▶ [Chart and figure data]
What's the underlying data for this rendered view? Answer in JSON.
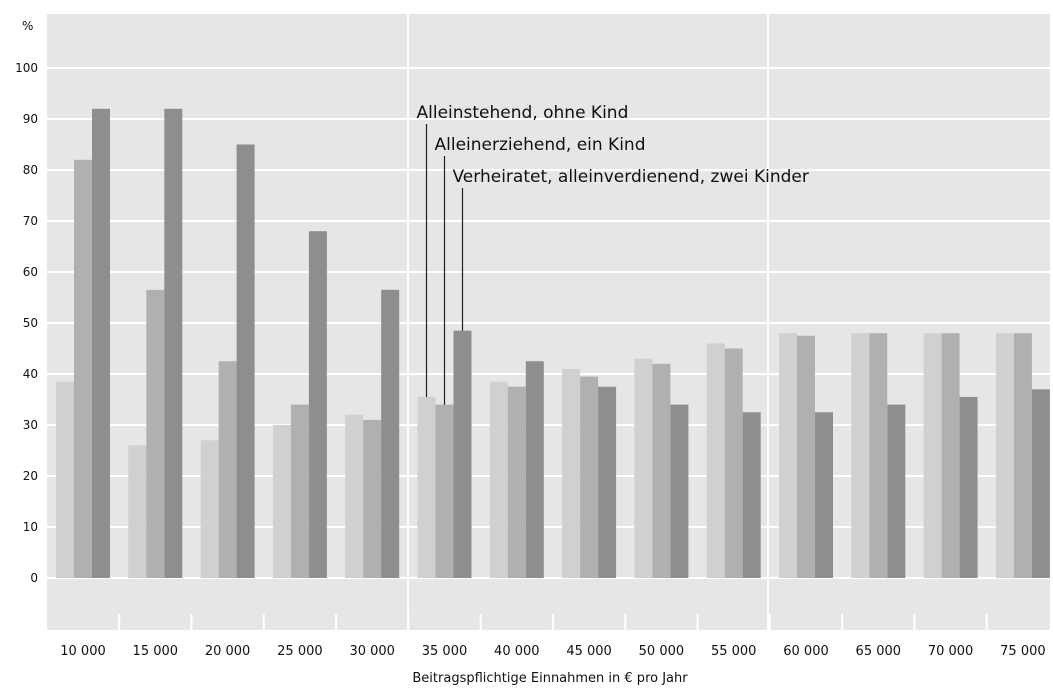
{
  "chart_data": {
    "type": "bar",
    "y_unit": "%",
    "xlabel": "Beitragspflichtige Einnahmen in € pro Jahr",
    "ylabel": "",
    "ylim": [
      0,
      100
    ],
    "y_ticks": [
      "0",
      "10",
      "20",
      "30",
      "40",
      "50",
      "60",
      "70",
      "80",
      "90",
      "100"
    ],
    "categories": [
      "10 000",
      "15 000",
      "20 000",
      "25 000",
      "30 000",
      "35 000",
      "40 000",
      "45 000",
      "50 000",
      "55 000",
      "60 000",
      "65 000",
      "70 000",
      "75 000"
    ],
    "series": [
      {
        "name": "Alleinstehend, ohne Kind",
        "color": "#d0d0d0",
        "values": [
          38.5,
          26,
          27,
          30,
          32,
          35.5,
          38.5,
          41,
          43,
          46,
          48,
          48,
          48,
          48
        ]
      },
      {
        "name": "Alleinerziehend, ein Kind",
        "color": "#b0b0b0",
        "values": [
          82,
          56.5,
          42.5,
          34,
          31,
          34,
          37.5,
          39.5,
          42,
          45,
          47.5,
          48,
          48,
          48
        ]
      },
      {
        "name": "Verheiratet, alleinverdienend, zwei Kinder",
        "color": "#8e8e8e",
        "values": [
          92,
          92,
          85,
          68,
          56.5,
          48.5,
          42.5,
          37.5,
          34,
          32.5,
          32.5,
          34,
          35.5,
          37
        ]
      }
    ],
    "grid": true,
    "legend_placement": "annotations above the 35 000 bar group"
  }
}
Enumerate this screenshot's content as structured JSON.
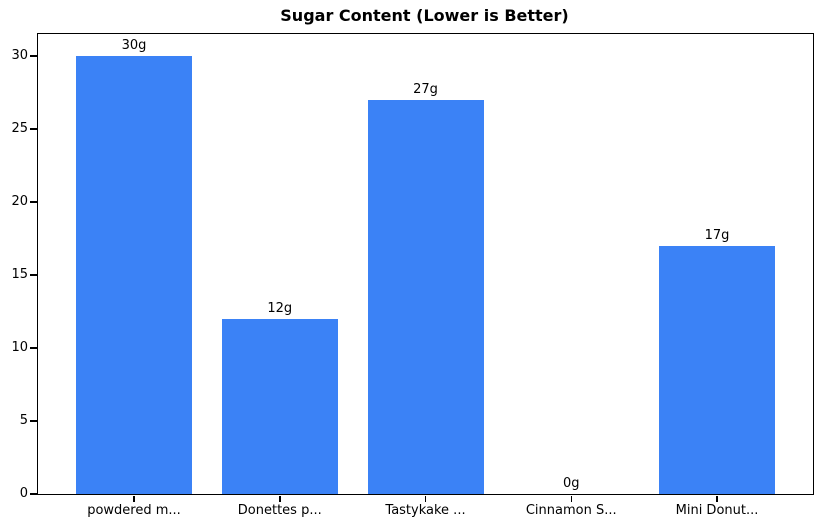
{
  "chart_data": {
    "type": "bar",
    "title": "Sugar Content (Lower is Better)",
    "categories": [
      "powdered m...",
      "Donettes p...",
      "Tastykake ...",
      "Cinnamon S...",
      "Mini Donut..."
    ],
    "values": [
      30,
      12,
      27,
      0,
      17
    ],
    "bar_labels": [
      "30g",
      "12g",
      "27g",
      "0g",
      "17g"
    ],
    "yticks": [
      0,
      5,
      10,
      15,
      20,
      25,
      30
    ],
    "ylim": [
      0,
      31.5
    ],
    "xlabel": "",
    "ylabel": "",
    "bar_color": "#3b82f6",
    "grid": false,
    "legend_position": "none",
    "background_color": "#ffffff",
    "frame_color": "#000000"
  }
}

▶ [What is being asked]
Select and copy every line of the material that holds the string "this".

▶ [Solution]
What's the underlying data for this rendered view? Answer in JSON.
Enumerate this screenshot's content as structured JSON.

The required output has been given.